Exercise task:
Go through the data below line by line and count those containing the word "智慧背囊". Reply with the count only.

# Start of Records for processing

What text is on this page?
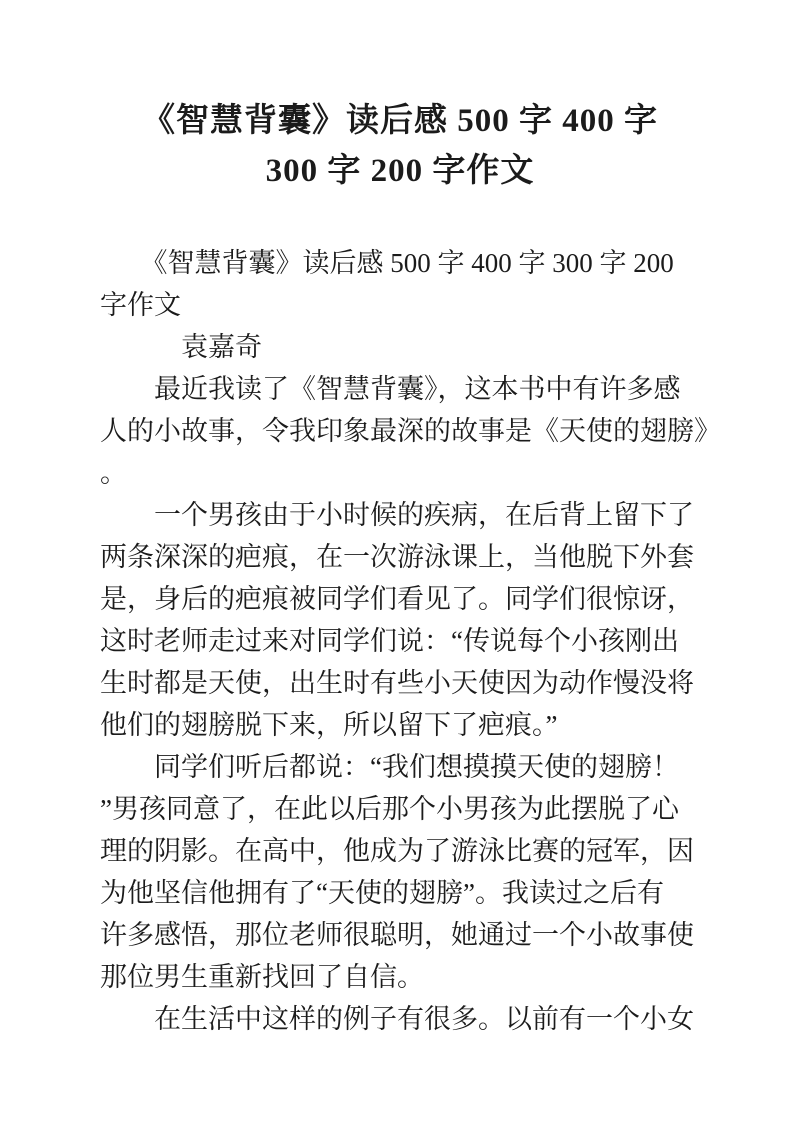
《智慧背囊》读后感 500 字 400 字
300 字 200 字作文
　　《智慧背囊》读后感 500 字 400 字 300 字 200
字作文
　　　袁嘉奇
　　最近我读了《智慧背囊》，这本书中有许多感
人的小故事，令我印象最深的故事是《天使的翅膀》
。
　　一个男孩由于小时候的疾病，在后背上留下了
两条深深的疤痕，在一次游泳课上，当他脱下外套
是，身后的疤痕被同学们看见了。同学们很惊讶，
这时老师走过来对同学们说：“传说每个小孩刚出
生时都是天使，出生时有些小天使因为动作慢没将
他们的翅膀脱下来，所以留下了疤痕。”
　　同学们听后都说：“我们想摸摸天使的翅膀！
”男孩同意了，在此以后那个小男孩为此摆脱了心
理的阴影。在高中，他成为了游泳比赛的冠军，因
为他坚信他拥有了“天使的翅膀”。我读过之后有
许多感悟，那位老师很聪明，她通过一个小故事使
那位男生重新找回了自信。
　　在生活中这样的例子有很多。以前有一个小女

# End of Records for processing

Exercise response:
3